_Goal of the exercise_: Copy every line that contains the string "into" from the entries below.

START Supplied information

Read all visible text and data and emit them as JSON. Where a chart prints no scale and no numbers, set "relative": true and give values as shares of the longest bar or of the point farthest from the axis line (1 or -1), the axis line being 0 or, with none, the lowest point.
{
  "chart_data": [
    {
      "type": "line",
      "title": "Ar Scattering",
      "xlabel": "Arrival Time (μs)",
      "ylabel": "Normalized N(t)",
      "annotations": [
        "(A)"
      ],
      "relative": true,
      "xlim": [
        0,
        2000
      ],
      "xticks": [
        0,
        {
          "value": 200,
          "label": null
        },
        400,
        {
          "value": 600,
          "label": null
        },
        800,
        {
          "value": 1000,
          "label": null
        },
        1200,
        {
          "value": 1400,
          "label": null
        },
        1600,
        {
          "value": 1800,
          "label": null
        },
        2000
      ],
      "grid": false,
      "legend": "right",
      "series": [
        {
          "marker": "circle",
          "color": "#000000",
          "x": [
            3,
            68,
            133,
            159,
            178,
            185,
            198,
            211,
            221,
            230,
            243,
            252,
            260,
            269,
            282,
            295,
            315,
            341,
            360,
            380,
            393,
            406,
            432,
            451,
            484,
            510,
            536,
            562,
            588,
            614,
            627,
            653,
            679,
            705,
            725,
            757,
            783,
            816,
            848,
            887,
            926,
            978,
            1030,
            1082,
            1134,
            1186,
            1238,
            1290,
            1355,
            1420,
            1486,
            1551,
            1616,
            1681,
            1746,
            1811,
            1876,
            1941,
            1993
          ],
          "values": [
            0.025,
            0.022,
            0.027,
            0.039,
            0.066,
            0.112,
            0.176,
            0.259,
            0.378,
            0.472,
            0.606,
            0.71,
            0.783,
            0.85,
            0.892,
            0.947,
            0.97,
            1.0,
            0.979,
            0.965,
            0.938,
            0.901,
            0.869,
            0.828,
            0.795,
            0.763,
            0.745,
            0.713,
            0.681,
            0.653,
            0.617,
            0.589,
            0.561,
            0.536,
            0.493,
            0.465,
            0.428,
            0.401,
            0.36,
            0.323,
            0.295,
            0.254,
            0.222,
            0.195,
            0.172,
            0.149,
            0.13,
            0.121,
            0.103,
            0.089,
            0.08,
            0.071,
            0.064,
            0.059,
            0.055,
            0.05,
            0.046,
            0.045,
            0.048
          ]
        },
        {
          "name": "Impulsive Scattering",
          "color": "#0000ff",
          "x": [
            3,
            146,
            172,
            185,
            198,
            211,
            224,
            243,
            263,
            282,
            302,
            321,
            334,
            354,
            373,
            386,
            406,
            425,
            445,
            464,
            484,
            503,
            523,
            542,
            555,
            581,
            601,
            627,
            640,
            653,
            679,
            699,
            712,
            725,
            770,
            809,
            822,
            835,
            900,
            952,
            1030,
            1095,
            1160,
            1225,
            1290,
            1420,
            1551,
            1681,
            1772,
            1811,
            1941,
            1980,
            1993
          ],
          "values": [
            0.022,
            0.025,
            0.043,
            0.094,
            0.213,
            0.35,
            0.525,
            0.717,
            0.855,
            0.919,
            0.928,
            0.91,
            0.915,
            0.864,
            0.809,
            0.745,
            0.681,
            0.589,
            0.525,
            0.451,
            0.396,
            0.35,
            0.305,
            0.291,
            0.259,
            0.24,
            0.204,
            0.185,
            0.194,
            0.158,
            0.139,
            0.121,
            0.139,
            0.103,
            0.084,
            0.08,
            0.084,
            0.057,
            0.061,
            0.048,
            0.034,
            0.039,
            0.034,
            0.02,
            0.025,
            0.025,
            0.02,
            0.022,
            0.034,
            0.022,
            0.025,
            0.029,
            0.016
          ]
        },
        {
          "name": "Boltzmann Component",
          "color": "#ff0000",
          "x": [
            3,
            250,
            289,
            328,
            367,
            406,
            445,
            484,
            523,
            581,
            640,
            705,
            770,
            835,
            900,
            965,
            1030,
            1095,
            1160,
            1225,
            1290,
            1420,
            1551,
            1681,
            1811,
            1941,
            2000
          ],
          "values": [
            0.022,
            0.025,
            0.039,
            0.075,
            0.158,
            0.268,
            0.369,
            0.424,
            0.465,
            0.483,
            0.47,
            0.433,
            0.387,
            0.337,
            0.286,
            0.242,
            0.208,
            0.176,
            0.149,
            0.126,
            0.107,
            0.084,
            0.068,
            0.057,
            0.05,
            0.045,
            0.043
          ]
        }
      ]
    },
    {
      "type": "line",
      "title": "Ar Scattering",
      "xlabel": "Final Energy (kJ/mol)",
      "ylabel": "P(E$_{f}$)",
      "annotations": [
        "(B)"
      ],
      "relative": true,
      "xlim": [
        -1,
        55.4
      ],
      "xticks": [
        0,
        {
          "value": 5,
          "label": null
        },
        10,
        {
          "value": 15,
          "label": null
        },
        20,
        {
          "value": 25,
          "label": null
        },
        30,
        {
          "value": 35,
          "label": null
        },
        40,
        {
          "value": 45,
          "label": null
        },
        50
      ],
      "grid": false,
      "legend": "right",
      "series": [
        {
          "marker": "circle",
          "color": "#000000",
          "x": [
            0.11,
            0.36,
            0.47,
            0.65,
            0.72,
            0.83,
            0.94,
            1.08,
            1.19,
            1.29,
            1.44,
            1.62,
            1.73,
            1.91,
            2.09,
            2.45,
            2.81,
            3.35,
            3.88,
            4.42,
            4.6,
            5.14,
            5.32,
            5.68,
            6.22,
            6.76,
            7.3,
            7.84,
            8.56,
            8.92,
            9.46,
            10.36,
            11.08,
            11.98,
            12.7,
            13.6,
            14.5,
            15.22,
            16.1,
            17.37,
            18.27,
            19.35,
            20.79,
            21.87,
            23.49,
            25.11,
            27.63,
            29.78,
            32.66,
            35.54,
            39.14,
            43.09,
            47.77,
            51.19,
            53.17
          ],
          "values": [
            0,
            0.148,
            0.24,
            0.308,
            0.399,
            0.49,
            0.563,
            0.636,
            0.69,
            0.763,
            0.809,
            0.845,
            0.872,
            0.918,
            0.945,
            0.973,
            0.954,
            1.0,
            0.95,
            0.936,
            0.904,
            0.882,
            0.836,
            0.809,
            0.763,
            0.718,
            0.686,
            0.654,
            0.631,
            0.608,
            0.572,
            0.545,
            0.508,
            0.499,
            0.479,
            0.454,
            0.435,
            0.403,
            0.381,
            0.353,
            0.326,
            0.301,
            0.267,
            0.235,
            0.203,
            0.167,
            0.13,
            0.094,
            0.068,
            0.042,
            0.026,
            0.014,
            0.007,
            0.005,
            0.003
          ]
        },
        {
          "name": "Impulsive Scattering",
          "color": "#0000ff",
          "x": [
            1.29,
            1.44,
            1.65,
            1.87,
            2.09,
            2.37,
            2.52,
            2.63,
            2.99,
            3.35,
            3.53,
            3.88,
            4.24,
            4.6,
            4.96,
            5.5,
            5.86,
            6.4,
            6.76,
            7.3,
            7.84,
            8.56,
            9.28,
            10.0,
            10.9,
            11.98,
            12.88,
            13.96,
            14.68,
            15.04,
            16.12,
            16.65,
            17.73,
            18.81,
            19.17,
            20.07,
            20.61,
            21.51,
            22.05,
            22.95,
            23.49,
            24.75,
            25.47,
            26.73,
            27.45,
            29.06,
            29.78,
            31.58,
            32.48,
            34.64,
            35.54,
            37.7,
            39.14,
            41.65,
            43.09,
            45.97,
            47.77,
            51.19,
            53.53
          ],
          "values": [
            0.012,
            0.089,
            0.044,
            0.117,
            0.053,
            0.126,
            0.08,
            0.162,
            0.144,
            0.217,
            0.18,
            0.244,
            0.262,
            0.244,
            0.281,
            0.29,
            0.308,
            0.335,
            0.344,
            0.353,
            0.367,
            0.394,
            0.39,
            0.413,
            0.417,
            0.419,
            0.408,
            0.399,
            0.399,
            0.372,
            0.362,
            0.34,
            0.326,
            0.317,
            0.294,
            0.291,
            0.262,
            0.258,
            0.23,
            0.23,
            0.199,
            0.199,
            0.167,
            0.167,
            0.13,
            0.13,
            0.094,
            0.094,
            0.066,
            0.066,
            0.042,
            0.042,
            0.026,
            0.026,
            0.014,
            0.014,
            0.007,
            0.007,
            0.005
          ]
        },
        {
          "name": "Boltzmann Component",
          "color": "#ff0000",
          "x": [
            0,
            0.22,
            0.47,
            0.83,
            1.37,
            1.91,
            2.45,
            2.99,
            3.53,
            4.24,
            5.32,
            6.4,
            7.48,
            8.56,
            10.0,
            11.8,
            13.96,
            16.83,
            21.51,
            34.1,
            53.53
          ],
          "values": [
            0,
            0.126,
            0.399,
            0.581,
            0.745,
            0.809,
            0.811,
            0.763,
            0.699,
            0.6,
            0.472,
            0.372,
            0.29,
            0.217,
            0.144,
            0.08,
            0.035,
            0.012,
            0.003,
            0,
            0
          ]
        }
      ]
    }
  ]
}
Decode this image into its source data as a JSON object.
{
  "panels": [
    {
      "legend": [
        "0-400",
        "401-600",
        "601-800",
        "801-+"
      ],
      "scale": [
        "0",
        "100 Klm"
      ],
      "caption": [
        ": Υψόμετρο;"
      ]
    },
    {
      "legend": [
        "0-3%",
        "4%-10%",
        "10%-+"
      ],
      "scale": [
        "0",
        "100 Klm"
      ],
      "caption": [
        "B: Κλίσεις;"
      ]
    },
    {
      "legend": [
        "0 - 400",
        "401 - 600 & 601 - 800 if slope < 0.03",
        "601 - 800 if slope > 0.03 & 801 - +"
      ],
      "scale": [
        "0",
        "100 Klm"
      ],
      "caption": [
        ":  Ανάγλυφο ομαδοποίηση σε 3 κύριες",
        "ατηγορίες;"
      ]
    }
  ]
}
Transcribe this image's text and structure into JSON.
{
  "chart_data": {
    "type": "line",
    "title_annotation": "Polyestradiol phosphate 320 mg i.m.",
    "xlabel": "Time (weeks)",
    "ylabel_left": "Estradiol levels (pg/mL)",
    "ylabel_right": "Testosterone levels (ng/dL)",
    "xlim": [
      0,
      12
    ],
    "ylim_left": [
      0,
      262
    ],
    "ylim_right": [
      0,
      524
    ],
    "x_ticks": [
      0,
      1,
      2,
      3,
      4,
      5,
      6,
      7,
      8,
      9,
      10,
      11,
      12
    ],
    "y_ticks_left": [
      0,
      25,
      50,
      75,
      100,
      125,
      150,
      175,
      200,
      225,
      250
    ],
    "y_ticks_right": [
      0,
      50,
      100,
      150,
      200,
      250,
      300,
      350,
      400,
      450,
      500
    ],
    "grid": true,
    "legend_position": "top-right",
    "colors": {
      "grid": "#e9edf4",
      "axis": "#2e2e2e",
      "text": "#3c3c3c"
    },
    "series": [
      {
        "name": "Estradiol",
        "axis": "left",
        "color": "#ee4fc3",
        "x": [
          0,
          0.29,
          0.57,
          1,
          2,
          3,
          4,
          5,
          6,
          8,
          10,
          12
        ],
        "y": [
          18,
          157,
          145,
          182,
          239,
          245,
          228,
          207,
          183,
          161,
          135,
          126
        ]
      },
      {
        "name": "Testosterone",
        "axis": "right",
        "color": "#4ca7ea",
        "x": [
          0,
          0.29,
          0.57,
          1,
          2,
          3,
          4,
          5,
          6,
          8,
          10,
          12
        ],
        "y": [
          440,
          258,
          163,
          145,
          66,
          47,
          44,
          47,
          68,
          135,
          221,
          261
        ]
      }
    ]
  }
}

END Supplied information

_Completed exercise_:
Decode this image into its source data as a JSON object.
Transcribe this image's text and structure into JSON.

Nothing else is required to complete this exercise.